The problem: Will you output the entries below exactly, skipping every image they contain?

(Figure dataset records)
################
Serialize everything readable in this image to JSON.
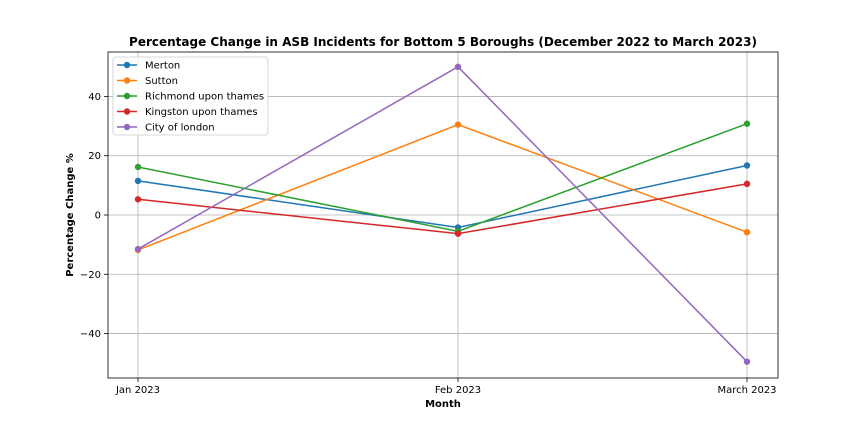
{
  "chart_data": {
    "type": "line",
    "title": "Percentage Change in ASB Incidents for Bottom 5 Boroughs (December 2022 to March 2023)",
    "xlabel": "Month",
    "ylabel": "Percentage Change %",
    "categories": [
      "Jan 2023",
      "Feb 2023",
      "March 2023"
    ],
    "ylim": [
      -55,
      55
    ],
    "yticks": [
      -40,
      -20,
      0,
      20,
      40
    ],
    "ytick_labels": [
      "−40",
      "−20",
      "0",
      "20",
      "40"
    ],
    "grid": true,
    "legend_position": "top-left",
    "series": [
      {
        "name": "Merton",
        "color": "#1f77b4",
        "values": [
          11.5,
          -4.2,
          16.7
        ]
      },
      {
        "name": "Sutton",
        "color": "#ff7f0e",
        "values": [
          -11.8,
          30.5,
          -5.8
        ]
      },
      {
        "name": "Richmond upon thames",
        "color": "#2ca02c",
        "values": [
          16.2,
          -5.5,
          30.8
        ]
      },
      {
        "name": "Kingston upon thames",
        "color": "#d62728",
        "values": [
          5.3,
          -6.3,
          10.5
        ]
      },
      {
        "name": "City of london",
        "color": "#9467bd",
        "values": [
          -11.5,
          50.0,
          -49.5
        ]
      }
    ]
  }
}
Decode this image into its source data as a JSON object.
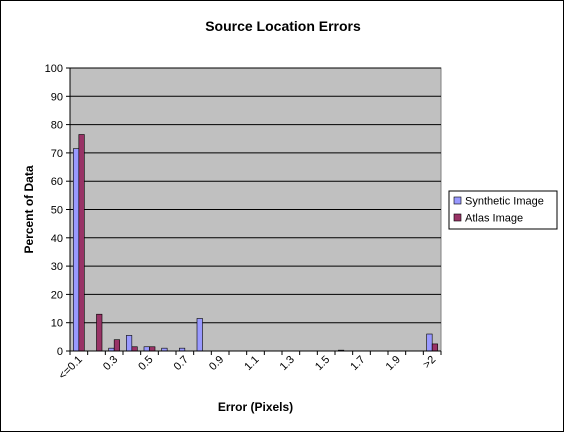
################
Response to this task:
Serialize everything readable in this image to JSON.
{
  "chart_data": {
    "type": "line",
    "title": "Percentage Change in ASB Incidents for Bottom 5 Boroughs (December 2022 to March 2023)",
    "xlabel": "Month",
    "ylabel": "Percentage Change %",
    "categories": [
      "Jan 2023",
      "Feb 2023",
      "March 2023"
    ],
    "ylim": [
      -55,
      55
    ],
    "yticks": [
      -40,
      -20,
      0,
      20,
      40
    ],
    "ytick_labels": [
      "−40",
      "−20",
      "0",
      "20",
      "40"
    ],
    "grid": true,
    "legend_position": "top-left",
    "series": [
      {
        "name": "Merton",
        "color": "#1f77b4",
        "values": [
          11.5,
          -4.2,
          16.7
        ]
      },
      {
        "name": "Sutton",
        "color": "#ff7f0e",
        "values": [
          -11.8,
          30.5,
          -5.8
        ]
      },
      {
        "name": "Richmond upon thames",
        "color": "#2ca02c",
        "values": [
          16.2,
          -5.5,
          30.8
        ]
      },
      {
        "name": "Kingston upon thames",
        "color": "#d62728",
        "values": [
          5.3,
          -6.3,
          10.5
        ]
      },
      {
        "name": "City of london",
        "color": "#9467bd",
        "values": [
          -11.5,
          50.0,
          -49.5
        ]
      }
    ]
  }
}
Decode this image into its source data as a JSON object.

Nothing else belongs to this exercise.